- [WHAT IS REQUIRED] Below is a listing; copy all of it exactly.

Items from a figure collection:
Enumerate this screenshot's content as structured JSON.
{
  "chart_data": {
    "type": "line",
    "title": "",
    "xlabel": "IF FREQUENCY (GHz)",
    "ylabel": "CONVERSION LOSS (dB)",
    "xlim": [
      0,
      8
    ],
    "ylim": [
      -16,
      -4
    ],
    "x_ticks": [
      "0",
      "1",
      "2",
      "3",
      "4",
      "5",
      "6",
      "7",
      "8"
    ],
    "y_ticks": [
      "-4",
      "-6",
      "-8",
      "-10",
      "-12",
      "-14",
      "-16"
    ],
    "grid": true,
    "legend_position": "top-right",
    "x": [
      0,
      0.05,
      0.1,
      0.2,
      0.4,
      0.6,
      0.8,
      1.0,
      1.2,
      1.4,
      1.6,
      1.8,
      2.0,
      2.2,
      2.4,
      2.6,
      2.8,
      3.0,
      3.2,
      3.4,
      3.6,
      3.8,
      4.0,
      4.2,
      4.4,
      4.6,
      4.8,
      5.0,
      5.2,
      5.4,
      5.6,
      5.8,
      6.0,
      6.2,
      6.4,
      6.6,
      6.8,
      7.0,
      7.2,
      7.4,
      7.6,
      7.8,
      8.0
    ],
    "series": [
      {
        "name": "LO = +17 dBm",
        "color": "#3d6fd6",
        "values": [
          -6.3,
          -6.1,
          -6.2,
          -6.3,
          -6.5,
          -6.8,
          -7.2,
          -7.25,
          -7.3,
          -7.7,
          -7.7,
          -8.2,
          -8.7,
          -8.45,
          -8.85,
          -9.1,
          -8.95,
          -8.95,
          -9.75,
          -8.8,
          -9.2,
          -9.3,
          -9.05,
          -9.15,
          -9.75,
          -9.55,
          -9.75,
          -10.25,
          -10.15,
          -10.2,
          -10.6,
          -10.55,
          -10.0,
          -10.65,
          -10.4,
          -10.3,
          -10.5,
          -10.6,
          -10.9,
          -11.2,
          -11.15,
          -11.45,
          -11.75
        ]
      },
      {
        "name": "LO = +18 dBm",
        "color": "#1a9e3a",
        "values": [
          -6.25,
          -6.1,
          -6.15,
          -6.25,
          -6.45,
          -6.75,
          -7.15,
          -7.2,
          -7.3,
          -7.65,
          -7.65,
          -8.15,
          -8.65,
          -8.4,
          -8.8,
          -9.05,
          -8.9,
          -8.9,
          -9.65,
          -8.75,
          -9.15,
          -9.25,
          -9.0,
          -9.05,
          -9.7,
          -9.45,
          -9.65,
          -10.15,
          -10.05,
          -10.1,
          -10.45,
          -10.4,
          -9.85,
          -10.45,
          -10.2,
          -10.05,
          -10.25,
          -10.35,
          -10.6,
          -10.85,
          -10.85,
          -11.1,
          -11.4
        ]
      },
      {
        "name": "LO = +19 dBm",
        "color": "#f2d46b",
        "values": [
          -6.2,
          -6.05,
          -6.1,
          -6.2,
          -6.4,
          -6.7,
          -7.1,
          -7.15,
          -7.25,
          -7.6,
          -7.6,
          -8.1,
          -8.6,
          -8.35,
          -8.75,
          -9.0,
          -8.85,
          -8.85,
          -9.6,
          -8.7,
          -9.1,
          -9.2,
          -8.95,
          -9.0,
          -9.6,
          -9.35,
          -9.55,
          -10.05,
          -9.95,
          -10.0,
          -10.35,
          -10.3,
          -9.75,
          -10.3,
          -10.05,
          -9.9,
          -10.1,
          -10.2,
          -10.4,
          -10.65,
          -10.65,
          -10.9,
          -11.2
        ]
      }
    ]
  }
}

- [WRITTEN REPLY]
Enumerate this screenshot's content as structured JSON.
{
  "chart_data": {
    "type": "line",
    "title": "",
    "xlabel": "IF FREQUENCY (GHz)",
    "ylabel": "CONVERSION LOSS (dB)",
    "xlim": [
      0,
      8
    ],
    "ylim": [
      -16,
      -4
    ],
    "x_ticks": [
      "0",
      "1",
      "2",
      "3",
      "4",
      "5",
      "6",
      "7",
      "8"
    ],
    "y_ticks": [
      "-4",
      "-6",
      "-8",
      "-10",
      "-12",
      "-14",
      "-16"
    ],
    "grid": true,
    "legend_position": "top-right",
    "x": [
      0,
      0.05,
      0.1,
      0.2,
      0.4,
      0.6,
      0.8,
      1.0,
      1.2,
      1.4,
      1.6,
      1.8,
      2.0,
      2.2,
      2.4,
      2.6,
      2.8,
      3.0,
      3.2,
      3.4,
      3.6,
      3.8,
      4.0,
      4.2,
      4.4,
      4.6,
      4.8,
      5.0,
      5.2,
      5.4,
      5.6,
      5.8,
      6.0,
      6.2,
      6.4,
      6.6,
      6.8,
      7.0,
      7.2,
      7.4,
      7.6,
      7.8,
      8.0
    ],
    "series": [
      {
        "name": "LO = +17 dBm",
        "color": "#3d6fd6",
        "values": [
          -6.3,
          -6.1,
          -6.2,
          -6.3,
          -6.5,
          -6.8,
          -7.2,
          -7.25,
          -7.3,
          -7.7,
          -7.7,
          -8.2,
          -8.7,
          -8.45,
          -8.85,
          -9.1,
          -8.95,
          -8.95,
          -9.75,
          -8.8,
          -9.2,
          -9.3,
          -9.05,
          -9.15,
          -9.75,
          -9.55,
          -9.75,
          -10.25,
          -10.15,
          -10.2,
          -10.6,
          -10.55,
          -10.0,
          -10.65,
          -10.4,
          -10.3,
          -10.5,
          -10.6,
          -10.9,
          -11.2,
          -11.15,
          -11.45,
          -11.75
        ]
      },
      {
        "name": "LO = +18 dBm",
        "color": "#1a9e3a",
        "values": [
          -6.25,
          -6.1,
          -6.15,
          -6.25,
          -6.45,
          -6.75,
          -7.15,
          -7.2,
          -7.3,
          -7.65,
          -7.65,
          -8.15,
          -8.65,
          -8.4,
          -8.8,
          -9.05,
          -8.9,
          -8.9,
          -9.65,
          -8.75,
          -9.15,
          -9.25,
          -9.0,
          -9.05,
          -9.7,
          -9.45,
          -9.65,
          -10.15,
          -10.05,
          -10.1,
          -10.45,
          -10.4,
          -9.85,
          -10.45,
          -10.2,
          -10.05,
          -10.25,
          -10.35,
          -10.6,
          -10.85,
          -10.85,
          -11.1,
          -11.4
        ]
      },
      {
        "name": "LO = +19 dBm",
        "color": "#f2d46b",
        "values": [
          -6.2,
          -6.05,
          -6.1,
          -6.2,
          -6.4,
          -6.7,
          -7.1,
          -7.15,
          -7.25,
          -7.6,
          -7.6,
          -8.1,
          -8.6,
          -8.35,
          -8.75,
          -9.0,
          -8.85,
          -8.85,
          -9.6,
          -8.7,
          -9.1,
          -9.2,
          -8.95,
          -9.0,
          -9.6,
          -9.35,
          -9.55,
          -10.05,
          -9.95,
          -10.0,
          -10.35,
          -10.3,
          -9.75,
          -10.3,
          -10.05,
          -9.9,
          -10.1,
          -10.2,
          -10.4,
          -10.65,
          -10.65,
          -10.9,
          -11.2
        ]
      }
    ]
  }
}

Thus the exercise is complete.